▸ **Goal of the exercise**
Repeat the listing that follows exactly, please.
= Beginning of Section =
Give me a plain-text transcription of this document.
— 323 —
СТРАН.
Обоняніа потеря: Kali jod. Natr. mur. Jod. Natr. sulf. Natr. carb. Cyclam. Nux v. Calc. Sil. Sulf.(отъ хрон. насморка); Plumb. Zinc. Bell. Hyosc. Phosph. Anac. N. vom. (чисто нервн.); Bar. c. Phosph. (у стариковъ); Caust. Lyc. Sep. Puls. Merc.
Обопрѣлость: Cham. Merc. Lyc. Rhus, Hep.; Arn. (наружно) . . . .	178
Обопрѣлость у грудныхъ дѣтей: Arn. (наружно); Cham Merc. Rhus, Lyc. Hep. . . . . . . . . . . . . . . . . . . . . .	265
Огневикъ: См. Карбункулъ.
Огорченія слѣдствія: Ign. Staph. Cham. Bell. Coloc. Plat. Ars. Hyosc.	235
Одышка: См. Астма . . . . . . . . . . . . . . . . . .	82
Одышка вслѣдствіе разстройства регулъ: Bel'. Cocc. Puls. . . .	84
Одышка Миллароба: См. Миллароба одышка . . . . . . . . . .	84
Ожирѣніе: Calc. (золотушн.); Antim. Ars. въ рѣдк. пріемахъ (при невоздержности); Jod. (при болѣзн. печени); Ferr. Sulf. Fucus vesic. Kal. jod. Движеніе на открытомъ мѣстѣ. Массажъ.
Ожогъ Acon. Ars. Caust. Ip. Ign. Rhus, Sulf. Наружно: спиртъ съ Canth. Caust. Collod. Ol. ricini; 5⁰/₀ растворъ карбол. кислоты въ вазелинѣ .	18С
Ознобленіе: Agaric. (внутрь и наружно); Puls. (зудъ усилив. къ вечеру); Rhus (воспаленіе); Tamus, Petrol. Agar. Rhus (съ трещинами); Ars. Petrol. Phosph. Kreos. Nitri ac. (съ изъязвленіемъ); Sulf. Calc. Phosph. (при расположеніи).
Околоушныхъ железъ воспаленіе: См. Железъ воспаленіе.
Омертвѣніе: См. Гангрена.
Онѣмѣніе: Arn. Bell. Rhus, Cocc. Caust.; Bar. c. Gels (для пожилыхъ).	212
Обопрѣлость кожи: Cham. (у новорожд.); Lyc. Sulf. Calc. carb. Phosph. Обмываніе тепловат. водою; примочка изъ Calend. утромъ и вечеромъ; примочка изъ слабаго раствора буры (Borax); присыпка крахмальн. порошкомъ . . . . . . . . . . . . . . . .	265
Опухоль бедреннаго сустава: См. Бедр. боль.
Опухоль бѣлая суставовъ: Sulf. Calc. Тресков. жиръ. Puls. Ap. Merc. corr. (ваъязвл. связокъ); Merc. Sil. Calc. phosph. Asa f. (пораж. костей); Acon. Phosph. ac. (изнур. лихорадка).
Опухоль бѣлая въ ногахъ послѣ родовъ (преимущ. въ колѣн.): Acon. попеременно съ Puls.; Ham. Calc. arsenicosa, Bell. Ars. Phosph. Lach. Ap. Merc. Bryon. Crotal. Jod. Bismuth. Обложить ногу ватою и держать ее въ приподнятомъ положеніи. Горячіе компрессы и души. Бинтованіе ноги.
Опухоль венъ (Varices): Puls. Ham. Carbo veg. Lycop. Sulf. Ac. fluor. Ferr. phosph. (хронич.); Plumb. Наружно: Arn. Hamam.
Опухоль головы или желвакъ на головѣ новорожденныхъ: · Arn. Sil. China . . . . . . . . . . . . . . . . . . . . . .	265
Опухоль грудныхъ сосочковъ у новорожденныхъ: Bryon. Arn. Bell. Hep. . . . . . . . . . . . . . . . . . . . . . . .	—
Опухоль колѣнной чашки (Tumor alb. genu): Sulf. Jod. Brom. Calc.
= End of Section =
▸ **Written answer**
Give me a plain-text transcription of this document.
— 323 —
СТРАН.
Обоняніа потеря: Kali jod. Natr. mur. Jod. Natr. sulf. Natr. carb. Cyclam. Nux v. Calc. Sil. Sulf.(отъ хрон. насморка); Plumb. Zinc. Bell. Hyosc. Phosph. Anac. N. vom. (чисто нервн.); Bar. c. Phosph. (у стариковъ); Caust. Lyc. Sep. Puls. Merc.
Обопрѣлость: Cham. Merc. Lyc. Rhus, Hep.; Arn. (наружно) . . . .	178
Обопрѣлость у грудныхъ дѣтей: Arn. (наружно); Cham Merc. Rhus, Lyc. Hep. . . . . . . . . . . . . . . . . . . . . .	265
Огневикъ: См. Карбункулъ.
Огорченія слѣдствія: Ign. Staph. Cham. Bell. Coloc. Plat. Ars. Hyosc.	235
Одышка: См. Астма . . . . . . . . . . . . . . . . . .	82
Одышка вслѣдствіе разстройства регулъ: Bel'. Cocc. Puls. . . .	84
Одышка Миллароба: См. Миллароба одышка . . . . . . . . . .	84
Ожирѣніе: Calc. (золотушн.); Antim. Ars. въ рѣдк. пріемахъ (при невоздержности); Jod. (при болѣзн. печени); Ferr. Sulf. Fucus vesic. Kal. jod. Движеніе на открытомъ мѣстѣ. Массажъ.
Ожогъ Acon. Ars. Caust. Ip. Ign. Rhus, Sulf. Наружно: спиртъ съ Canth. Caust. Collod. Ol. ricini; 5⁰/₀ растворъ карбол. кислоты въ вазелинѣ .	18С
Ознобленіе: Agaric. (внутрь и наружно); Puls. (зудъ усилив. къ вечеру); Rhus (воспаленіе); Tamus, Petrol. Agar. Rhus (съ трещинами); Ars. Petrol. Phosph. Kreos. Nitri ac. (съ изъязвленіемъ); Sulf. Calc. Phosph. (при расположеніи).
Околоушныхъ железъ воспаленіе: См. Железъ воспаленіе.
Омертвѣніе: См. Гангрена.
Онѣмѣніе: Arn. Bell. Rhus, Cocc. Caust.; Bar. c. Gels (для пожилыхъ).	212
Обопрѣлость кожи: Cham. (у новорожд.); Lyc. Sulf. Calc. carb. Phosph. Обмываніе тепловат. водою; примочка изъ Calend. утромъ и вечеромъ; примочка изъ слабаго раствора буры (Borax); присыпка крахмальн. порошкомъ . . . . . . . . . . . . . . . .	265
Опухоль бедреннаго сустава: См. Бедр. боль.
Опухоль бѣлая суставовъ: Sulf. Calc. Тресков. жиръ. Puls. Ap. Merc. corr. (ваъязвл. связокъ); Merc. Sil. Calc. phosph. Asa f. (пораж. костей); Acon. Phosph. ac. (изнур. лихорадка).
Опухоль бѣлая въ ногахъ послѣ родовъ (преимущ. въ колѣн.): Acon. попеременно съ Puls.; Ham. Calc. arsenicosa, Bell. Ars. Phosph. Lach. Ap. Merc. Bryon. Crotal. Jod. Bismuth. Обложить ногу ватою и держать ее въ приподнятомъ положеніи. Горячіе компрессы и души. Бинтованіе ноги.
Опухоль венъ (Varices): Puls. Ham. Carbo veg. Lycop. Sulf. Ac. fluor. Ferr. phosph. (хронич.); Plumb. Наружно: Arn. Hamam.
Опухоль головы или желвакъ на головѣ новорожденныхъ: · Arn. Sil. China . . . . . . . . . . . . . . . . . . . . . .	265
Опухоль грудныхъ сосочковъ у новорожденныхъ: Bryon. Arn. Bell. Hep. . . . . . . . . . . . . . . . . . . . . . . .	—
Опухоль колѣнной чашки (Tumor alb. genu): Sulf. Jod. Brom. Calc.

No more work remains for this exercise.